# OBJECTIVE
Each line that holds the word "start" is to be identified and copied.

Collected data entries

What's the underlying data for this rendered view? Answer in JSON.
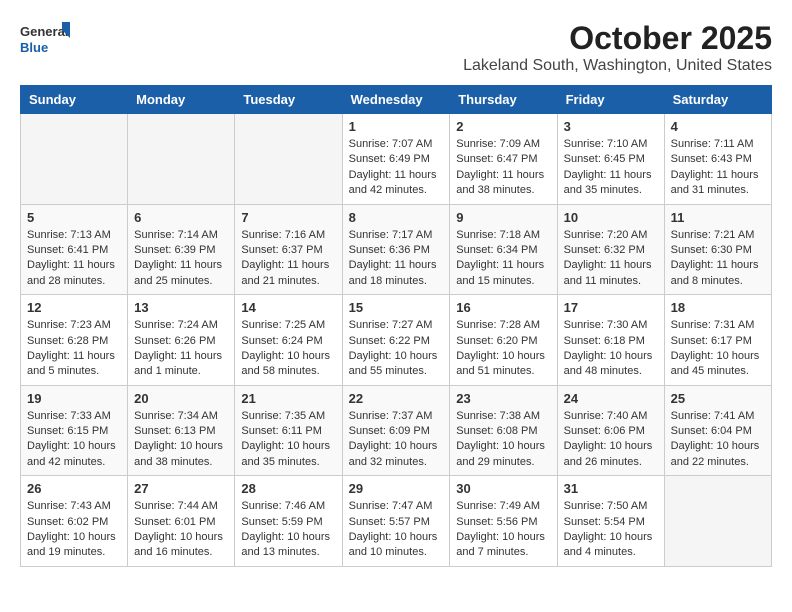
{
  "header": {
    "logo_general": "General",
    "logo_blue": "Blue",
    "month": "October 2025",
    "location": "Lakeland South, Washington, United States"
  },
  "weekdays": [
    "Sunday",
    "Monday",
    "Tuesday",
    "Wednesday",
    "Thursday",
    "Friday",
    "Saturday"
  ],
  "weeks": [
    [
      {
        "day": "",
        "empty": true
      },
      {
        "day": "",
        "empty": true
      },
      {
        "day": "",
        "empty": true
      },
      {
        "day": "1",
        "sunrise": "7:07 AM",
        "sunset": "6:49 PM",
        "daylight": "11 hours and 42 minutes."
      },
      {
        "day": "2",
        "sunrise": "7:09 AM",
        "sunset": "6:47 PM",
        "daylight": "11 hours and 38 minutes."
      },
      {
        "day": "3",
        "sunrise": "7:10 AM",
        "sunset": "6:45 PM",
        "daylight": "11 hours and 35 minutes."
      },
      {
        "day": "4",
        "sunrise": "7:11 AM",
        "sunset": "6:43 PM",
        "daylight": "11 hours and 31 minutes."
      }
    ],
    [
      {
        "day": "5",
        "sunrise": "7:13 AM",
        "sunset": "6:41 PM",
        "daylight": "11 hours and 28 minutes."
      },
      {
        "day": "6",
        "sunrise": "7:14 AM",
        "sunset": "6:39 PM",
        "daylight": "11 hours and 25 minutes."
      },
      {
        "day": "7",
        "sunrise": "7:16 AM",
        "sunset": "6:37 PM",
        "daylight": "11 hours and 21 minutes."
      },
      {
        "day": "8",
        "sunrise": "7:17 AM",
        "sunset": "6:36 PM",
        "daylight": "11 hours and 18 minutes."
      },
      {
        "day": "9",
        "sunrise": "7:18 AM",
        "sunset": "6:34 PM",
        "daylight": "11 hours and 15 minutes."
      },
      {
        "day": "10",
        "sunrise": "7:20 AM",
        "sunset": "6:32 PM",
        "daylight": "11 hours and 11 minutes."
      },
      {
        "day": "11",
        "sunrise": "7:21 AM",
        "sunset": "6:30 PM",
        "daylight": "11 hours and 8 minutes."
      }
    ],
    [
      {
        "day": "12",
        "sunrise": "7:23 AM",
        "sunset": "6:28 PM",
        "daylight": "11 hours and 5 minutes."
      },
      {
        "day": "13",
        "sunrise": "7:24 AM",
        "sunset": "6:26 PM",
        "daylight": "11 hours and 1 minute."
      },
      {
        "day": "14",
        "sunrise": "7:25 AM",
        "sunset": "6:24 PM",
        "daylight": "10 hours and 58 minutes."
      },
      {
        "day": "15",
        "sunrise": "7:27 AM",
        "sunset": "6:22 PM",
        "daylight": "10 hours and 55 minutes."
      },
      {
        "day": "16",
        "sunrise": "7:28 AM",
        "sunset": "6:20 PM",
        "daylight": "10 hours and 51 minutes."
      },
      {
        "day": "17",
        "sunrise": "7:30 AM",
        "sunset": "6:18 PM",
        "daylight": "10 hours and 48 minutes."
      },
      {
        "day": "18",
        "sunrise": "7:31 AM",
        "sunset": "6:17 PM",
        "daylight": "10 hours and 45 minutes."
      }
    ],
    [
      {
        "day": "19",
        "sunrise": "7:33 AM",
        "sunset": "6:15 PM",
        "daylight": "10 hours and 42 minutes."
      },
      {
        "day": "20",
        "sunrise": "7:34 AM",
        "sunset": "6:13 PM",
        "daylight": "10 hours and 38 minutes."
      },
      {
        "day": "21",
        "sunrise": "7:35 AM",
        "sunset": "6:11 PM",
        "daylight": "10 hours and 35 minutes."
      },
      {
        "day": "22",
        "sunrise": "7:37 AM",
        "sunset": "6:09 PM",
        "daylight": "10 hours and 32 minutes."
      },
      {
        "day": "23",
        "sunrise": "7:38 AM",
        "sunset": "6:08 PM",
        "daylight": "10 hours and 29 minutes."
      },
      {
        "day": "24",
        "sunrise": "7:40 AM",
        "sunset": "6:06 PM",
        "daylight": "10 hours and 26 minutes."
      },
      {
        "day": "25",
        "sunrise": "7:41 AM",
        "sunset": "6:04 PM",
        "daylight": "10 hours and 22 minutes."
      }
    ],
    [
      {
        "day": "26",
        "sunrise": "7:43 AM",
        "sunset": "6:02 PM",
        "daylight": "10 hours and 19 minutes."
      },
      {
        "day": "27",
        "sunrise": "7:44 AM",
        "sunset": "6:01 PM",
        "daylight": "10 hours and 16 minutes."
      },
      {
        "day": "28",
        "sunrise": "7:46 AM",
        "sunset": "5:59 PM",
        "daylight": "10 hours and 13 minutes."
      },
      {
        "day": "29",
        "sunrise": "7:47 AM",
        "sunset": "5:57 PM",
        "daylight": "10 hours and 10 minutes."
      },
      {
        "day": "30",
        "sunrise": "7:49 AM",
        "sunset": "5:56 PM",
        "daylight": "10 hours and 7 minutes."
      },
      {
        "day": "31",
        "sunrise": "7:50 AM",
        "sunset": "5:54 PM",
        "daylight": "10 hours and 4 minutes."
      },
      {
        "day": "",
        "empty": true
      }
    ]
  ]
}
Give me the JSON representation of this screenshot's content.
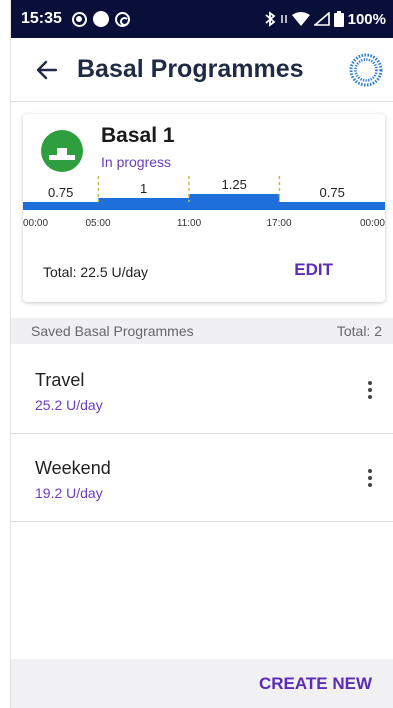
{
  "status_bar": {
    "time": "15:35",
    "battery": "100%",
    "icons": [
      "record-icon",
      "circle-icon",
      "sync-icon",
      "bluetooth-icon",
      "wifi-icon",
      "signal-icon",
      "battery-icon"
    ]
  },
  "header": {
    "title": "Basal Programmes",
    "back_icon": "arrow-left-icon",
    "pod_icon": "pod-status-icon"
  },
  "active_programme": {
    "name": "Basal 1",
    "status": "In progress",
    "total": "Total: 22.5 U/day",
    "edit_label": "EDIT",
    "segments": [
      {
        "start": "00:00",
        "end": "05:00",
        "rate": "0.75"
      },
      {
        "start": "05:00",
        "end": "11:00",
        "rate": "1"
      },
      {
        "start": "11:00",
        "end": "17:00",
        "rate": "1.25"
      },
      {
        "start": "17:00",
        "end": "00:00",
        "rate": "0.75"
      }
    ],
    "time_labels": [
      "00:00",
      "05:00",
      "11:00",
      "17:00",
      "00:00"
    ]
  },
  "saved": {
    "header": "Saved Basal Programmes",
    "count": "Total: 2",
    "items": [
      {
        "name": "Travel",
        "rate": "25.2 U/day"
      },
      {
        "name": "Weekend",
        "rate": "19.2 U/day"
      }
    ]
  },
  "footer": {
    "create_label": "CREATE NEW"
  },
  "colors": {
    "status_bar": "#0a0f3a",
    "accent_purple": "#5a2db8",
    "bar_blue": "#1e6fd9",
    "basal_green": "#2f9e3e",
    "divider_gold": "#c9b94a"
  }
}
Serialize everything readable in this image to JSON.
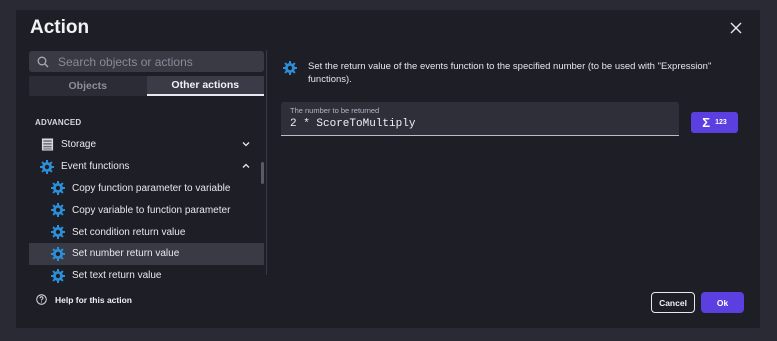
{
  "dialog": {
    "title": "Action"
  },
  "search": {
    "placeholder": "Search objects or actions"
  },
  "tabs": [
    {
      "label": "Objects",
      "active": false
    },
    {
      "label": "Other actions",
      "active": true
    }
  ],
  "section": {
    "label": "ADVANCED"
  },
  "list": {
    "storage": {
      "label": "Storage",
      "icon": "storage-icon",
      "expanded": false
    },
    "event_functions": {
      "label": "Event functions",
      "icon": "gear-icon",
      "expanded": true
    },
    "children": [
      {
        "label": "Copy function parameter to variable",
        "icon": "gear-icon"
      },
      {
        "label": "Copy variable to function parameter",
        "icon": "gear-icon"
      },
      {
        "label": "Set condition return value",
        "icon": "gear-icon"
      },
      {
        "label": "Set number return value",
        "icon": "gear-icon",
        "selected": true
      },
      {
        "label": "Set text return value",
        "icon": "gear-icon"
      }
    ]
  },
  "description": {
    "text": "Set the return value of the events function to the specified number (to be used with \"Expression\" functions)."
  },
  "field": {
    "label": "The number to be returned",
    "value": "2 * ScoreToMultiply"
  },
  "expression_button": {
    "symbol": "Σ",
    "label": "123"
  },
  "footer": {
    "help_label": "Help for this action",
    "cancel_label": "Cancel",
    "ok_label": "Ok"
  },
  "colors": {
    "accent": "#5b3fe0",
    "gear": "#2d8fd8",
    "background": "#1e1e26"
  }
}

# OUTPUT BELOW
        "start": "00:00",
        "start": "05:00",
        "start": "11:00",
        "start": "17:00",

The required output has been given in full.